I am guessing you haven't had the horror off Giza zoo Sam.
I would suspect there is no room to keep them separate, the last time I was there which must be 6 years all the animals were in cages and pacing up and down with boredom. The poor monkey was living in cage with one piece of rope.
The money spent on the zoo is peanuts and the entrance price is peanuts too,
You can feed the animals at this zoo, you buy a morsel of a keeper who puts it on a stick and lets you poke it through the bars of the cage. 
There was an article in the newspaper a couple of months ago about big cats going missing from the zoo.. believed sold to private collectors, how can you loose a big cat??? Sadly corruption affects every aspect of life here.
The zoo is used as a park by poor families, they play ball, have picnics, etc and they can't be blamed for this as it is a cheap day out and their children can run free away from the traffic in Cairo.
The zoo is nothing for anyone to be proud off and should be closed down


----------



## Veronica (Apr 5, 2008)

MaidenScotland said:


> I am guessing you haven't had the horror off Giza zoo Sam.
> I would suspect there is no room to keep them separate, the last time I was there which must be 6 years all the animals were in cages and pacing up and down with boredom. The poor monkey was living in cage with one piece of rope.
> The money spent on the zoo is peanuts and the entrance price is peanuts too,
> You can feed the animals at this zoo, you buy a morsel of a keeper who puts it on a stick and lets you poke it through the bars of the cage.
> ...


I agree that any zoos which don't give their animals large areas as close as possible to their natural habitat should be closed down. While GOOD zoos have an important part to play in protecting endangered species by participating in global breeding programmes, zoos which are not run properly should not be tolerated by the international community.

Items:
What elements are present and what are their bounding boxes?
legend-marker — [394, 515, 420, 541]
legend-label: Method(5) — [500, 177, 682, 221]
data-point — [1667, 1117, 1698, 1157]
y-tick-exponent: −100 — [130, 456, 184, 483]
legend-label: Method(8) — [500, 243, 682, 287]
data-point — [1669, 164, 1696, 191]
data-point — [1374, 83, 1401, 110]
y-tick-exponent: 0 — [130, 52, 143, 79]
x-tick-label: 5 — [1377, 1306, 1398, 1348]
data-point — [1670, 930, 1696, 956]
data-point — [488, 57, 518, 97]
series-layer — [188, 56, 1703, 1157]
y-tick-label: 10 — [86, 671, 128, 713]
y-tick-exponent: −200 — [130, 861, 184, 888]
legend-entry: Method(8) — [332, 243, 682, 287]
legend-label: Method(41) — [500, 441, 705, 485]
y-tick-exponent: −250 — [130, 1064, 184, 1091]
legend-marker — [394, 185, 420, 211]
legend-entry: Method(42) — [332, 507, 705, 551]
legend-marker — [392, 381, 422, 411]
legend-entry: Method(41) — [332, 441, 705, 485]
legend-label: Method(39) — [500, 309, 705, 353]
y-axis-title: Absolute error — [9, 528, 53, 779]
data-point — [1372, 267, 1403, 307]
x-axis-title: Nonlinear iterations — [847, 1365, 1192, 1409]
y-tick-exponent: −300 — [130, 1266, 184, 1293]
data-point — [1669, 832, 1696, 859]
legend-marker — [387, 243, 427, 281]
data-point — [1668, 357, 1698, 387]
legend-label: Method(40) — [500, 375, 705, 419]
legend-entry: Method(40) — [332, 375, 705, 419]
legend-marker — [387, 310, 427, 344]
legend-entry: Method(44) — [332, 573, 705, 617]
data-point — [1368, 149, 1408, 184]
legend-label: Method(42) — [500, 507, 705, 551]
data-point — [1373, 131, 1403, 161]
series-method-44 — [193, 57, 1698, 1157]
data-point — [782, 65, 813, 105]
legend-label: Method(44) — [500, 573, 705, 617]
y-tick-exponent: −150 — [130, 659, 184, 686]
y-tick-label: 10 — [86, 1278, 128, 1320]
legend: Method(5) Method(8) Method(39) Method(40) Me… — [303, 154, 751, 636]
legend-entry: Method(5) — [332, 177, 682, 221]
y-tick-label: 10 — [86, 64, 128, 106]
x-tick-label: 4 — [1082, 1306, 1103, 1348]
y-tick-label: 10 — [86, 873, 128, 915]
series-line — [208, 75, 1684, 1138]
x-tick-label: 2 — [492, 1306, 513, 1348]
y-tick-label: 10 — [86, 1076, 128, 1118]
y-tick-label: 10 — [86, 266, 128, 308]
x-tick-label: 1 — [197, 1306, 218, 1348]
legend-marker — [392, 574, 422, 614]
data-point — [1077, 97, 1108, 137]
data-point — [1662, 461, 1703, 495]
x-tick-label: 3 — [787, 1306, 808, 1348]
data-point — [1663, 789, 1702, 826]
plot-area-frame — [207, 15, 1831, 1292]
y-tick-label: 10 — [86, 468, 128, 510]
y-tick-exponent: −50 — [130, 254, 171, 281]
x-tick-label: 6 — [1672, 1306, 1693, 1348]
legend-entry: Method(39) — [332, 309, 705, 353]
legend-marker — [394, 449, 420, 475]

Exercise description: Copy the Giza zoo thread again, everything from "The zoo is used" down to "(Apr 5, 2008)", and change "park" to "playground".

Reply to the task:
The zoo is used as a playground by poor families, they play ball, have picnics, etc and they can't be blamed for this as it is a cheap day out and their children can run free away from the traffic in Cairo.
The zoo is nothing for anyone to be proud off and should be closed down


----------



## Veronica (Apr 5, 2008)